**Problem to solve**
Scan the material for the word "panel", and copy each line where it shows up.

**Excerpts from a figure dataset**
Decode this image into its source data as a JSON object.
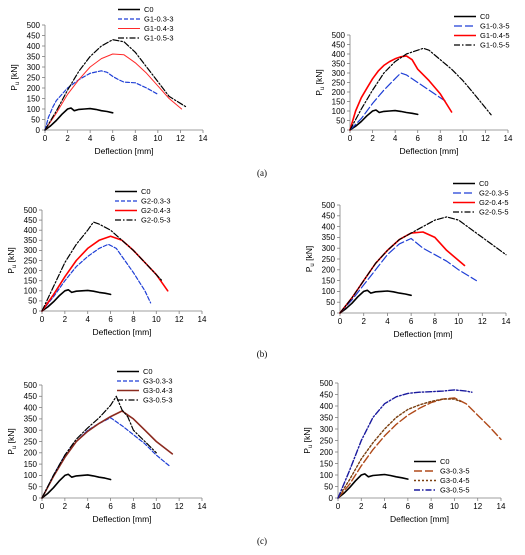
{
  "captions": [
    "(a)",
    "(b)",
    "(c)"
  ],
  "chart_data": [
    {
      "type": "line",
      "panel": "a-left",
      "xlabel": "Deflection [mm]",
      "ylabel": "Pu [kN]",
      "ylabel_main": "P",
      "ylabel_sub": "u",
      "ylabel_unit": " [kN]",
      "xlim": [
        0,
        14
      ],
      "ylim": [
        0,
        500
      ],
      "xticks": [
        0,
        2,
        4,
        6,
        8,
        10,
        12,
        14
      ],
      "yticks": [
        0,
        50,
        100,
        150,
        200,
        250,
        300,
        350,
        400,
        450,
        500
      ],
      "legend_position": "top-center",
      "series": [
        {
          "name": "C0",
          "color": "#000000",
          "dash": "solid",
          "width": 1.6,
          "x": [
            0,
            0.5,
            1,
            1.5,
            2,
            2.3,
            2.6,
            3,
            3.5,
            4,
            4.5,
            5,
            5.5,
            6
          ],
          "y": [
            0,
            20,
            45,
            75,
            100,
            105,
            92,
            98,
            100,
            102,
            98,
            92,
            88,
            82
          ]
        },
        {
          "name": "G1-0.3-3",
          "color": "#1f3fd6",
          "dash": "4,2",
          "width": 1.2,
          "x": [
            0,
            0.3,
            0.7,
            1,
            1.5,
            2,
            3,
            4,
            5,
            5.5,
            6,
            6.5,
            7,
            8,
            9,
            10
          ],
          "y": [
            0,
            60,
            110,
            140,
            170,
            200,
            240,
            270,
            282,
            275,
            255,
            240,
            228,
            225,
            200,
            170
          ]
        },
        {
          "name": "G1-0.4-3",
          "color": "#ff2a2a",
          "dash": "solid",
          "width": 1.0,
          "x": [
            0,
            1,
            2,
            3,
            4,
            5,
            6,
            7,
            8,
            9,
            10,
            11,
            12.1
          ],
          "y": [
            0,
            80,
            170,
            240,
            300,
            340,
            362,
            358,
            320,
            270,
            210,
            150,
            100
          ]
        },
        {
          "name": "G1-0.5-3",
          "color": "#000000",
          "dash": "6,2,1.5,2",
          "width": 1.2,
          "x": [
            0,
            1,
            2,
            3,
            4,
            5,
            6,
            7,
            8,
            9,
            10,
            11,
            12.5
          ],
          "y": [
            0,
            90,
            190,
            280,
            350,
            400,
            430,
            420,
            370,
            300,
            230,
            160,
            110
          ]
        }
      ]
    },
    {
      "type": "line",
      "panel": "a-right",
      "xlabel": "Deflection [mm]",
      "ylabel": "Pu [kN]",
      "ylabel_main": "P",
      "ylabel_sub": "u",
      "ylabel_unit": " [kN]",
      "xlim": [
        0,
        14
      ],
      "ylim": [
        0,
        500
      ],
      "xticks": [
        0,
        2,
        4,
        6,
        8,
        10,
        12,
        14
      ],
      "yticks": [
        0,
        50,
        100,
        150,
        200,
        250,
        300,
        350,
        400,
        450,
        500
      ],
      "legend_position": "top-right",
      "series": [
        {
          "name": "C0",
          "color": "#000000",
          "dash": "solid",
          "width": 1.6,
          "x": [
            0,
            0.5,
            1,
            1.5,
            2,
            2.3,
            2.6,
            3,
            3.5,
            4,
            4.5,
            5,
            5.5,
            6
          ],
          "y": [
            0,
            20,
            45,
            75,
            100,
            105,
            92,
            98,
            100,
            102,
            98,
            92,
            88,
            82
          ]
        },
        {
          "name": "G1-0.3-5",
          "color": "#1f3fd6",
          "dash": "8,3",
          "width": 1.2,
          "x": [
            0,
            1,
            2,
            3,
            4,
            4.5,
            5,
            6,
            7,
            8,
            8.5
          ],
          "y": [
            0,
            60,
            140,
            210,
            270,
            300,
            290,
            250,
            210,
            170,
            150
          ]
        },
        {
          "name": "G1-0.4-5",
          "color": "#ff0000",
          "dash": "solid",
          "width": 1.6,
          "x": [
            0,
            0.5,
            1,
            1.5,
            2,
            2.5,
            3,
            3.5,
            4,
            4.5,
            5,
            5.5,
            6,
            7,
            8,
            9
          ],
          "y": [
            0,
            100,
            170,
            220,
            270,
            310,
            340,
            360,
            375,
            385,
            390,
            370,
            320,
            260,
            190,
            95
          ]
        },
        {
          "name": "G1-0.5-5",
          "color": "#000000",
          "dash": "6,2,1.5,2",
          "width": 1.2,
          "x": [
            0,
            1,
            2,
            3,
            4,
            5,
            6,
            6.5,
            7,
            8,
            9,
            10,
            11,
            12.5
          ],
          "y": [
            0,
            110,
            210,
            300,
            360,
            400,
            420,
            430,
            420,
            370,
            320,
            260,
            190,
            80
          ]
        }
      ]
    },
    {
      "type": "line",
      "panel": "b-left",
      "xlabel": "Deflection [mm]",
      "ylabel": "Pu [kN]",
      "ylabel_main": "P",
      "ylabel_sub": "u",
      "ylabel_unit": " [kN]",
      "xlim": [
        0,
        14
      ],
      "ylim": [
        0,
        500
      ],
      "xticks": [
        0,
        2,
        4,
        6,
        8,
        10,
        12,
        14
      ],
      "yticks": [
        0,
        50,
        100,
        150,
        200,
        250,
        300,
        350,
        400,
        450,
        500
      ],
      "legend_position": "top-center",
      "series": [
        {
          "name": "C0",
          "color": "#000000",
          "dash": "solid",
          "width": 1.6,
          "x": [
            0,
            0.5,
            1,
            1.5,
            2,
            2.3,
            2.6,
            3,
            3.5,
            4,
            4.5,
            5,
            5.5,
            6
          ],
          "y": [
            0,
            20,
            45,
            75,
            100,
            105,
            92,
            98,
            100,
            102,
            98,
            92,
            88,
            82
          ]
        },
        {
          "name": "G2-0.3-3",
          "color": "#1f3fd6",
          "dash": "4,2",
          "width": 1.2,
          "x": [
            0,
            1,
            2,
            3,
            4,
            5,
            5.8,
            6.5,
            7,
            8,
            9,
            9.5
          ],
          "y": [
            0,
            70,
            150,
            220,
            270,
            310,
            330,
            310,
            270,
            190,
            100,
            40
          ]
        },
        {
          "name": "G2-0.4-3",
          "color": "#ff0000",
          "dash": "solid",
          "width": 1.6,
          "x": [
            0,
            1,
            2,
            3,
            4,
            5,
            6,
            7,
            8,
            9,
            10,
            11
          ],
          "y": [
            0,
            80,
            170,
            250,
            310,
            350,
            370,
            350,
            300,
            240,
            180,
            100
          ]
        },
        {
          "name": "G2-0.5-3",
          "color": "#000000",
          "dash": "6,2,1.5,2",
          "width": 1.2,
          "x": [
            0,
            1,
            2,
            3,
            4,
            4.5,
            5,
            6,
            7,
            8,
            9,
            10,
            10.5
          ],
          "y": [
            0,
            120,
            240,
            330,
            400,
            440,
            430,
            400,
            350,
            300,
            240,
            180,
            150
          ]
        }
      ]
    },
    {
      "type": "line",
      "panel": "b-right",
      "xlabel": "Deflection [mm]",
      "ylabel": "Pu [kN]",
      "ylabel_main": "P",
      "ylabel_sub": "u",
      "ylabel_unit": " [kN]",
      "xlim": [
        0,
        14
      ],
      "ylim": [
        0,
        500
      ],
      "xticks": [
        0,
        2,
        4,
        6,
        8,
        10,
        12,
        14
      ],
      "yticks": [
        0,
        50,
        100,
        150,
        200,
        250,
        300,
        350,
        400,
        450,
        500
      ],
      "legend_position": "top-right",
      "series": [
        {
          "name": "C0",
          "color": "#000000",
          "dash": "solid",
          "width": 1.6,
          "x": [
            0,
            0.5,
            1,
            1.5,
            2,
            2.3,
            2.6,
            3,
            3.5,
            4,
            4.5,
            5,
            5.5,
            6
          ],
          "y": [
            0,
            20,
            45,
            75,
            100,
            105,
            92,
            98,
            100,
            102,
            98,
            92,
            88,
            82
          ]
        },
        {
          "name": "G2-0.3-5",
          "color": "#1f3fd6",
          "dash": "8,3",
          "width": 1.2,
          "x": [
            0,
            1,
            2,
            3,
            4,
            5,
            6,
            7,
            8,
            9,
            10,
            11.5
          ],
          "y": [
            0,
            60,
            130,
            200,
            270,
            320,
            345,
            300,
            270,
            240,
            200,
            150
          ]
        },
        {
          "name": "G2-0.4-5",
          "color": "#ff0000",
          "dash": "solid",
          "width": 1.6,
          "x": [
            0,
            1,
            2,
            3,
            4,
            5,
            6,
            7,
            8,
            9,
            10.5
          ],
          "y": [
            0,
            70,
            150,
            230,
            290,
            340,
            370,
            375,
            350,
            290,
            220
          ]
        },
        {
          "name": "G2-0.5-5",
          "color": "#000000",
          "dash": "6,2,1.5,2",
          "width": 1.2,
          "x": [
            0,
            1,
            2,
            3,
            4,
            5,
            6,
            7,
            8,
            9,
            10,
            12,
            14
          ],
          "y": [
            0,
            70,
            150,
            230,
            290,
            340,
            370,
            400,
            430,
            445,
            430,
            350,
            270
          ]
        }
      ]
    },
    {
      "type": "line",
      "panel": "c-left",
      "xlabel": "Deflection [mm]",
      "ylabel": "Pu [kN]",
      "ylabel_main": "P",
      "ylabel_sub": "u",
      "ylabel_unit": " [kN]",
      "xlim": [
        0,
        14
      ],
      "ylim": [
        0,
        500
      ],
      "xticks": [
        0,
        2,
        4,
        6,
        8,
        10,
        12,
        14
      ],
      "yticks": [
        0,
        50,
        100,
        150,
        200,
        250,
        300,
        350,
        400,
        450,
        500
      ],
      "legend_position": "top-center",
      "series": [
        {
          "name": "C0",
          "color": "#000000",
          "dash": "solid",
          "width": 1.6,
          "x": [
            0,
            0.5,
            1,
            1.5,
            2,
            2.3,
            2.6,
            3,
            3.5,
            4,
            4.5,
            5,
            5.5,
            6
          ],
          "y": [
            0,
            20,
            45,
            75,
            100,
            105,
            92,
            98,
            100,
            102,
            98,
            92,
            88,
            82
          ]
        },
        {
          "name": "G3-0.3-3",
          "color": "#1f3fd6",
          "dash": "4,2",
          "width": 1.2,
          "x": [
            0,
            1,
            2,
            3,
            4,
            5,
            6,
            7,
            8,
            9,
            10,
            11.2
          ],
          "y": [
            0,
            100,
            190,
            250,
            300,
            330,
            355,
            320,
            280,
            240,
            190,
            140
          ]
        },
        {
          "name": "G3-0.4-3",
          "color": "#8b2a1f",
          "dash": "solid",
          "width": 1.6,
          "x": [
            0,
            1,
            2,
            3,
            4,
            5,
            6,
            7,
            8,
            9,
            10,
            11.4
          ],
          "y": [
            0,
            95,
            180,
            250,
            295,
            330,
            360,
            385,
            350,
            300,
            250,
            195
          ]
        },
        {
          "name": "G3-0.5-3",
          "color": "#000000",
          "dash": "6,2,1.5,2",
          "width": 1.2,
          "x": [
            0,
            1,
            2,
            3,
            4,
            5,
            6,
            6.5,
            7,
            7.5,
            8,
            9,
            10
          ],
          "y": [
            0,
            100,
            190,
            260,
            310,
            355,
            410,
            450,
            390,
            360,
            300,
            250,
            200
          ]
        }
      ]
    },
    {
      "type": "line",
      "panel": "c-right",
      "xlabel": "Deflection [mm]",
      "ylabel": "Pu [kN]",
      "ylabel_main": "P",
      "ylabel_sub": "u",
      "ylabel_unit": " [kN]",
      "xlim": [
        0,
        14
      ],
      "ylim": [
        0,
        500
      ],
      "xticks": [
        0,
        2,
        4,
        6,
        8,
        10,
        12,
        14
      ],
      "yticks": [
        0,
        50,
        100,
        150,
        200,
        250,
        300,
        350,
        400,
        450,
        500
      ],
      "legend_position": "bottom-right",
      "series": [
        {
          "name": "C0",
          "color": "#000000",
          "dash": "solid",
          "width": 1.6,
          "x": [
            0,
            0.5,
            1,
            1.5,
            2,
            2.3,
            2.6,
            3,
            3.5,
            4,
            4.5,
            5,
            5.5,
            6
          ],
          "y": [
            0,
            20,
            45,
            75,
            100,
            105,
            92,
            98,
            100,
            102,
            98,
            92,
            88,
            82
          ]
        },
        {
          "name": "G3-0.3-5",
          "color": "#b04a1a",
          "dash": "8,3",
          "width": 1.4,
          "x": [
            0,
            1,
            2,
            3,
            4,
            5,
            6,
            7,
            8,
            9,
            10,
            11,
            12,
            13,
            14
          ],
          "y": [
            0,
            60,
            140,
            210,
            270,
            320,
            360,
            390,
            415,
            430,
            435,
            410,
            360,
            310,
            255
          ]
        },
        {
          "name": "G3-0.4-5",
          "color": "#7a3f10",
          "dash": "2,2",
          "width": 1.4,
          "x": [
            0,
            1,
            2,
            3,
            4,
            5,
            6,
            7,
            8,
            9,
            10,
            10.5
          ],
          "y": [
            0,
            80,
            170,
            240,
            300,
            350,
            385,
            405,
            420,
            430,
            430,
            420
          ]
        },
        {
          "name": "G3-0.5-5",
          "color": "#1a1a9e",
          "dash": "6,2,1.5,2",
          "width": 1.4,
          "x": [
            0,
            1,
            2,
            3,
            4,
            5,
            6,
            7,
            8,
            9,
            10,
            11,
            11.5
          ],
          "y": [
            0,
            120,
            250,
            350,
            410,
            440,
            455,
            460,
            462,
            465,
            470,
            465,
            460
          ]
        }
      ]
    }
  ]
}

**Full response**
      "panel": "a-left",
      "panel": "a-right",
      "panel": "b-left",
      "panel": "b-right",
      "panel": "c-left",
      "panel": "c-right",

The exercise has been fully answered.